TASK INSTRUCTIONS: Decide whether each statement below agrees with the CredentialProvider documentation, answering yes or no and quoting the deciding words from it: (a) The supportsScheme method returns true by default. (b) When no credential is available, getCredential returns an empty Optional. (c) Logic needing cloud SDKs should go directly into a CredentialProvider implementation.

TEXT:
»»

Package org.apache.gravitino.credential

Interface CredentialProvider

All Superinterfaces:
AutoCloseable, Closeable
All Known Implementing Classes:
CredentialProviderDelegator
public interface CredentialProvider extends Closeable
An interface for providing credentials to access external systems.

Implementations of this interface are discovered using Java's ServiceLoader. To prevent class loading issues and unnecessary dependency bloat, all implementations must be lightweight. Any logic that requires heavy external dependencies (e.g., cloud SDKs) should be isolated in a separate CredentialGenerator class and loaded reflectively at runtime. The CredentialProviderDelegator provides a convenient base class for this pattern.

  • Method Details

    • initialize

      void initialize(Map<String,String> properties)
      Initializes the credential provider with catalog properties.
      Parameters:
      properties - catalog properties that can be used to configure the provider. The specific properties required vary by implementation.

    • credentialType

      String credentialType()
      Returns the type of credential, it should be identical in Gravitino.
      Returns:
      A string identifying the type of credentials.

    • supportsScheme

      default boolean supportsScheme(String scheme)
      Checks whether this provider supports generating credentials for the given URI scheme.

      By default, it returns true. Path-based credential flows should only use providers that explicitly declare supported schemes.

      Parameters:
      scheme - The URI scheme (e.g. s3, s3a, gs, abfs).
      Returns:
      True if the provider supports the scheme.

    • getCredential

      @Nullable Credential getCredential(CredentialContext context)
      Gets a credential based on the provided context information.
      Parameters:
      context - A context object providing necessary information for retrieving credentials.
      Returns:
      A Credential object containing the authentication information needed to access a system or resource. null will be returned if no credential is available.

    • getCredentialOptional

      default Optional<Credential> getCredentialOptional(CredentialContext context)
      Gets a credential based on the provided context information.
      Parameters:
      context - A context object providing necessary information for retrieving credentials.
      Returns:
      An Optional containing the Credential with the authentication information needed to access a system or resource, or Optional.empty() if no credential is available.

««

Items listed in a dataset
»»

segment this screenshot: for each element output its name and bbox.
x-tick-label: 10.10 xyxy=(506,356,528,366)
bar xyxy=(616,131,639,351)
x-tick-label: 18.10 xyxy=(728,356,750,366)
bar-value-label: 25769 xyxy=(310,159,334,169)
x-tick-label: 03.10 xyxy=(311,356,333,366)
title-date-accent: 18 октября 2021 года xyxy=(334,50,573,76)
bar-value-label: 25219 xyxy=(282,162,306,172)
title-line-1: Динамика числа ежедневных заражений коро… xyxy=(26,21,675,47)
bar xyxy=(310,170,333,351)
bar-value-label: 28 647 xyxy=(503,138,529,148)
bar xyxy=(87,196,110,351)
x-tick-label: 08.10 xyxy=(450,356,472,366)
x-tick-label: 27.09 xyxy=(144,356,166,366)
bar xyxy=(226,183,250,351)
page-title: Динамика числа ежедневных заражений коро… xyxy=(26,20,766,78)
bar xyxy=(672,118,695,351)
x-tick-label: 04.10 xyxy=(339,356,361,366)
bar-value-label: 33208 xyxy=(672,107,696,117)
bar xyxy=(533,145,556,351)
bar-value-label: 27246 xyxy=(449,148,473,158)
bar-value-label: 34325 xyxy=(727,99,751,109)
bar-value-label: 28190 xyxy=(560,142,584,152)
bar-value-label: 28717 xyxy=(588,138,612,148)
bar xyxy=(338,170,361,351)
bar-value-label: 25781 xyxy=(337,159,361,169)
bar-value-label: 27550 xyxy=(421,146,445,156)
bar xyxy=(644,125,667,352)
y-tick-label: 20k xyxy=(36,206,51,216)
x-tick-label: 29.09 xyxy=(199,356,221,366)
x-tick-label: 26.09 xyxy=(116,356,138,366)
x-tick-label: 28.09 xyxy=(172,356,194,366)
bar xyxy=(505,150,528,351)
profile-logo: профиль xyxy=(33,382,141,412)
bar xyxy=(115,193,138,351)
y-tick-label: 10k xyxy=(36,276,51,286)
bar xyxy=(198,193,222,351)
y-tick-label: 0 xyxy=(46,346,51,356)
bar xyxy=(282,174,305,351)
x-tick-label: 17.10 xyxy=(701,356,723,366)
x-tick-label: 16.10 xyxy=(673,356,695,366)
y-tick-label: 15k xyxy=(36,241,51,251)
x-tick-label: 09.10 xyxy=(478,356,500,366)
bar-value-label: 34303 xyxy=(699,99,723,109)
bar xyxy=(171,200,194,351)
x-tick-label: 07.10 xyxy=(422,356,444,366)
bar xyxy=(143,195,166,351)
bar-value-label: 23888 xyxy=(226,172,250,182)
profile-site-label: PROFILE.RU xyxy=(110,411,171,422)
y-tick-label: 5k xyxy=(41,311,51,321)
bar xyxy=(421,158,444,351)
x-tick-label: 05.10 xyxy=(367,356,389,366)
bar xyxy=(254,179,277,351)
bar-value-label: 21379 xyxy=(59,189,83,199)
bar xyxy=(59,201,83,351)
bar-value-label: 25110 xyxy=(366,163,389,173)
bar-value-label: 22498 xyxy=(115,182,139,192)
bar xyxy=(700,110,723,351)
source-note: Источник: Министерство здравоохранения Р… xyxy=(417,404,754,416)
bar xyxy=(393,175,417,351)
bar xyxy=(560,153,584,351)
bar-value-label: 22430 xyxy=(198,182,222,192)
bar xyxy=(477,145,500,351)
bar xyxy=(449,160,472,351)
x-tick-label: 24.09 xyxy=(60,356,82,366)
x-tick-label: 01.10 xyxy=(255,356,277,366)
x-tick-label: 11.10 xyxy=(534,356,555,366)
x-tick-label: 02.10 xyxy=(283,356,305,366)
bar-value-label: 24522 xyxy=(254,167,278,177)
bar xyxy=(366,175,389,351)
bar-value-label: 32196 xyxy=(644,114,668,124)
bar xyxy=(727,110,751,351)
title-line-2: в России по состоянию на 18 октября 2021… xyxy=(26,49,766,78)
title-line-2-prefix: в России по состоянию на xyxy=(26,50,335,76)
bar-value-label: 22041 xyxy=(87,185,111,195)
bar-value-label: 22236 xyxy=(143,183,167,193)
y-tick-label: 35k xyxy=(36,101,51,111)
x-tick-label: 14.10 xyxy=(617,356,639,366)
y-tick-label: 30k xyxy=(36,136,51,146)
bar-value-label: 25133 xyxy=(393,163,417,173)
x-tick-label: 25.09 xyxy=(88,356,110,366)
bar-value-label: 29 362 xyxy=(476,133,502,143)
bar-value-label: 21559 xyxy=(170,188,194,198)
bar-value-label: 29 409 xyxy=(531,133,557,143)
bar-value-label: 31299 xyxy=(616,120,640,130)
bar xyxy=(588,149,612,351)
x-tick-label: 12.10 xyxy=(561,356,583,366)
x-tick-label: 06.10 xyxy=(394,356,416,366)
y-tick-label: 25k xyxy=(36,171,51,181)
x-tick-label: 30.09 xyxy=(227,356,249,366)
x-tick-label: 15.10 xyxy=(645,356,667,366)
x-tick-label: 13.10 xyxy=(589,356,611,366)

««

EXERCISE RESULT:
(a) Yes: "By default, it returns true."
(b) No: "null will be returned if no credential is available."
(c) No: "Any logic that requires heavy external dependencies (e.g., cloud SDKs) should be isolated in a separate CredentialGenerator class and loaded reflectively at runtime."